WHAT THE EXERCISE ASKS>
Pictures do not belong in the copy. Return all of the entries exactly.

── ENTRIES PROVIDED

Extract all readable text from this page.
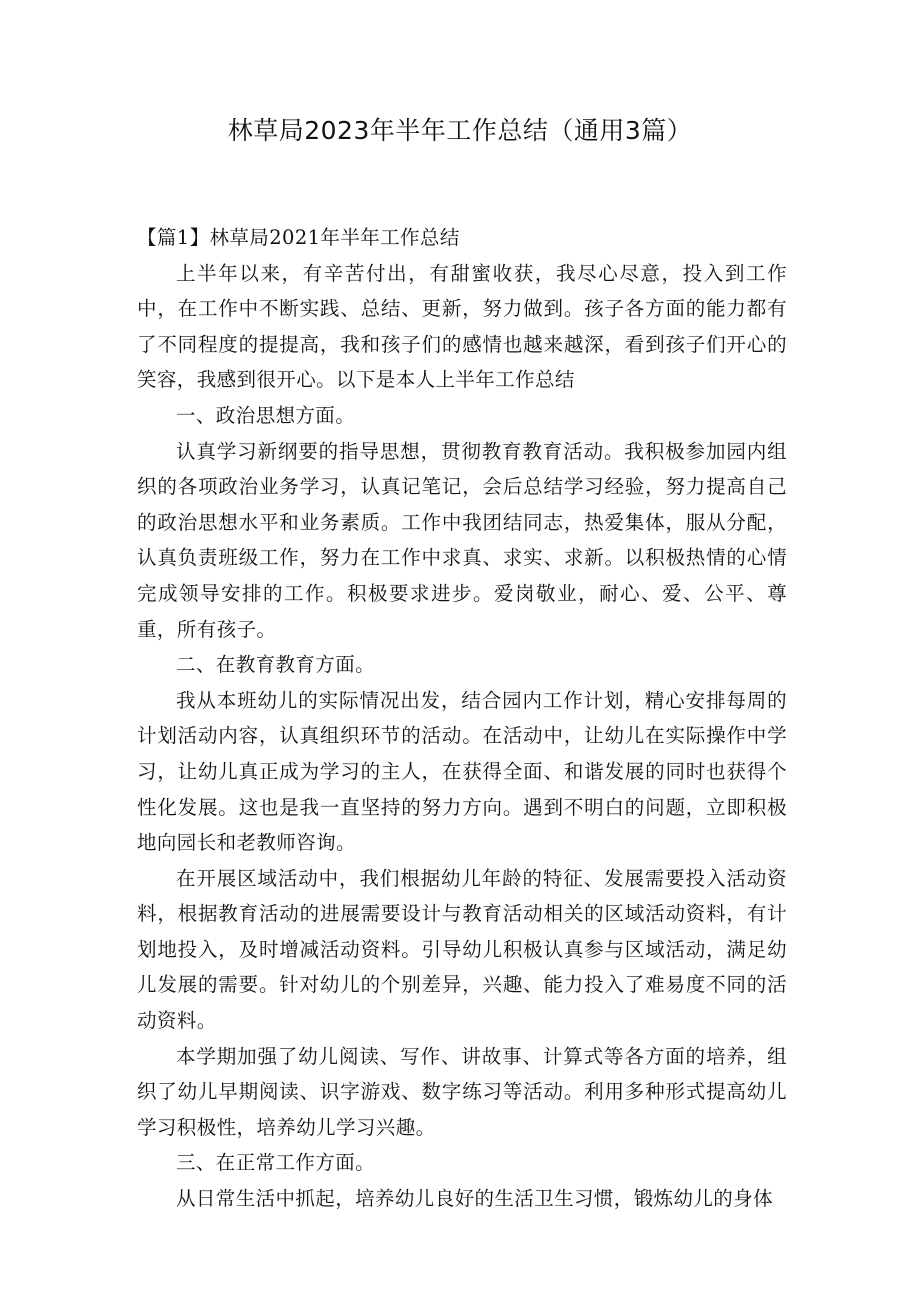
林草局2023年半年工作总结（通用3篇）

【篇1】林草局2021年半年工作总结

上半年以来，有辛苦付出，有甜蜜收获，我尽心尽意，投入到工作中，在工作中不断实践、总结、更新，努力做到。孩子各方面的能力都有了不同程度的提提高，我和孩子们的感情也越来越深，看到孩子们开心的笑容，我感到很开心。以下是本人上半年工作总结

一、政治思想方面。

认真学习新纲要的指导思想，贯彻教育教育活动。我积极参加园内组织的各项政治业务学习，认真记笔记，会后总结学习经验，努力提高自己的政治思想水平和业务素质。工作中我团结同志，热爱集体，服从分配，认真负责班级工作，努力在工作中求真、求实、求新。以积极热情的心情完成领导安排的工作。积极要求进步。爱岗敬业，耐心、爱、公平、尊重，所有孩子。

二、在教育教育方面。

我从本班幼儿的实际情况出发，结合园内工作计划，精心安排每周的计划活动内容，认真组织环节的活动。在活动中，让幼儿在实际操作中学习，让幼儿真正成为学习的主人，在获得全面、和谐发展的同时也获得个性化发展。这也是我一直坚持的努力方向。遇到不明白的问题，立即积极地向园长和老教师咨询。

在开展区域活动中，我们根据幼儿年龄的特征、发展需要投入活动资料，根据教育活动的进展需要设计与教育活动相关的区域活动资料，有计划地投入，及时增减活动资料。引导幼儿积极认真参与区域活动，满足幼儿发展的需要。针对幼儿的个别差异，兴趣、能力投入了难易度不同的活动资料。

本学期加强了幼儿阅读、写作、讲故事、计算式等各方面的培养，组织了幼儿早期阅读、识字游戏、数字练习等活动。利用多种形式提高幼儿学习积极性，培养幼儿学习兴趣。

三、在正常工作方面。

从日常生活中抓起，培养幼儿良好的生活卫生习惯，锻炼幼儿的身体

────

CORRECT OUTPUT>
Extract all readable text from this page.
林草局2023年半年工作总结（通用3篇）

【篇1】林草局2021年半年工作总结

上半年以来，有辛苦付出，有甜蜜收获，我尽心尽意，投入到工作中，在工作中不断实践、总结、更新，努力做到。孩子各方面的能力都有了不同程度的提提高，我和孩子们的感情也越来越深，看到孩子们开心的笑容，我感到很开心。以下是本人上半年工作总结

一、政治思想方面。

认真学习新纲要的指导思想，贯彻教育教育活动。我积极参加园内组织的各项政治业务学习，认真记笔记，会后总结学习经验，努力提高自己的政治思想水平和业务素质。工作中我团结同志，热爱集体，服从分配，认真负责班级工作，努力在工作中求真、求实、求新。以积极热情的心情完成领导安排的工作。积极要求进步。爱岗敬业，耐心、爱、公平、尊重，所有孩子。

二、在教育教育方面。

我从本班幼儿的实际情况出发，结合园内工作计划，精心安排每周的计划活动内容，认真组织环节的活动。在活动中，让幼儿在实际操作中学习，让幼儿真正成为学习的主人，在获得全面、和谐发展的同时也获得个性化发展。这也是我一直坚持的努力方向。遇到不明白的问题，立即积极地向园长和老教师咨询。

在开展区域活动中，我们根据幼儿年龄的特征、发展需要投入活动资料，根据教育活动的进展需要设计与教育活动相关的区域活动资料，有计划地投入，及时增减活动资料。引导幼儿积极认真参与区域活动，满足幼儿发展的需要。针对幼儿的个别差异，兴趣、能力投入了难易度不同的活动资料。

本学期加强了幼儿阅读、写作、讲故事、计算式等各方面的培养，组织了幼儿早期阅读、识字游戏、数字练习等活动。利用多种形式提高幼儿学习积极性，培养幼儿学习兴趣。

三、在正常工作方面。

从日常生活中抓起，培养幼儿良好的生活卫生习惯，锻炼幼儿的身体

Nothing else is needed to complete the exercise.